Problem to solve → Determine the number of lines containing the word "points", and state that figure alone.

----

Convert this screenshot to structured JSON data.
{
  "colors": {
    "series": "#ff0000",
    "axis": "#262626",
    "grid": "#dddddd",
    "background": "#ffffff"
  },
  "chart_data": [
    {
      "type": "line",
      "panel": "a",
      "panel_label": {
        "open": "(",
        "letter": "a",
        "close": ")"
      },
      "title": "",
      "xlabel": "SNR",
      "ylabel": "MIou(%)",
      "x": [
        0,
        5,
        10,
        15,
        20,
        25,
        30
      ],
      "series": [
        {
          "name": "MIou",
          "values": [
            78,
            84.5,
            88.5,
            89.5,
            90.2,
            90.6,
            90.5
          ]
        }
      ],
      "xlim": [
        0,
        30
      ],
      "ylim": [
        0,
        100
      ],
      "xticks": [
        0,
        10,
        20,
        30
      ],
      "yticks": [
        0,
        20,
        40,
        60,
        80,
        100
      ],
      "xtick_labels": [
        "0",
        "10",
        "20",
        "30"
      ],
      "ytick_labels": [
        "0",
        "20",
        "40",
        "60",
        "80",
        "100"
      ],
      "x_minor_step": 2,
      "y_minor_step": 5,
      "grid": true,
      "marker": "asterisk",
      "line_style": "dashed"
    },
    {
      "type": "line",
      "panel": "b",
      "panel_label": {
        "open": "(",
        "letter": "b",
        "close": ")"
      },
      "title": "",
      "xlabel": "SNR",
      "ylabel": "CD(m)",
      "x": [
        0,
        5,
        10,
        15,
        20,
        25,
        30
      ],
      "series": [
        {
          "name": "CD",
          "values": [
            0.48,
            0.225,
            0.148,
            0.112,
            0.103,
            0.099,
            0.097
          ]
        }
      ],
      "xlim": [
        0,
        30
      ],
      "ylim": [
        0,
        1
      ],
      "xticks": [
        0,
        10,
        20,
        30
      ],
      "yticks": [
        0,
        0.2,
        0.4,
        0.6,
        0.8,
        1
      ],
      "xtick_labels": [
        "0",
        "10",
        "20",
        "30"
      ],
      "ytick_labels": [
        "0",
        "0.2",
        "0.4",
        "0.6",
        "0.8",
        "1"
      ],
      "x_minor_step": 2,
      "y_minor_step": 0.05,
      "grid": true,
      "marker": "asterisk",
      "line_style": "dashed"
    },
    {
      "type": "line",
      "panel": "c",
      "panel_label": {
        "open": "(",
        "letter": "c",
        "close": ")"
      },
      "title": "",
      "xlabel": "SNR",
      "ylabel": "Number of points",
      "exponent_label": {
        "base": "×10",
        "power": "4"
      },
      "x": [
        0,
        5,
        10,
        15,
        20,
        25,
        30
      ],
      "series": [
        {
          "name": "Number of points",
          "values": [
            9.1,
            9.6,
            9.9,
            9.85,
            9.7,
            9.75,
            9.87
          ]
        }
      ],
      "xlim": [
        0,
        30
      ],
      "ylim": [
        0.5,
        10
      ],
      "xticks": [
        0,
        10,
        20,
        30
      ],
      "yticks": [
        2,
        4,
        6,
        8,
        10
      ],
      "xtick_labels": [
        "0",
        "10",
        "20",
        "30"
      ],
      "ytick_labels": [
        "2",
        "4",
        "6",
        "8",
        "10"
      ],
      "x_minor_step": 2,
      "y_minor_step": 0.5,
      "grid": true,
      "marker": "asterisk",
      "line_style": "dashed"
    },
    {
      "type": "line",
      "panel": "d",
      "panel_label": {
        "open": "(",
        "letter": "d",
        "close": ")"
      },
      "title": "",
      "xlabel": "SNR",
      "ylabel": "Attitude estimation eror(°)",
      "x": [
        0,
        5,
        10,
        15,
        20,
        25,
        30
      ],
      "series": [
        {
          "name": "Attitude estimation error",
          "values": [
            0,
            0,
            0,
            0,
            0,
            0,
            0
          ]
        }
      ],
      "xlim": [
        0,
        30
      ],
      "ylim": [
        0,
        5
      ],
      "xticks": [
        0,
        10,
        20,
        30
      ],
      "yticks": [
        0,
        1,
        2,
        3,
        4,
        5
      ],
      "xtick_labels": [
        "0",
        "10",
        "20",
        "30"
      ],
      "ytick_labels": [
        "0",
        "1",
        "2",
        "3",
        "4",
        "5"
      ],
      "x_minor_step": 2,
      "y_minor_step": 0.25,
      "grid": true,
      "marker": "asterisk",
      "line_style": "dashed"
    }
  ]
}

----

Correct output → 2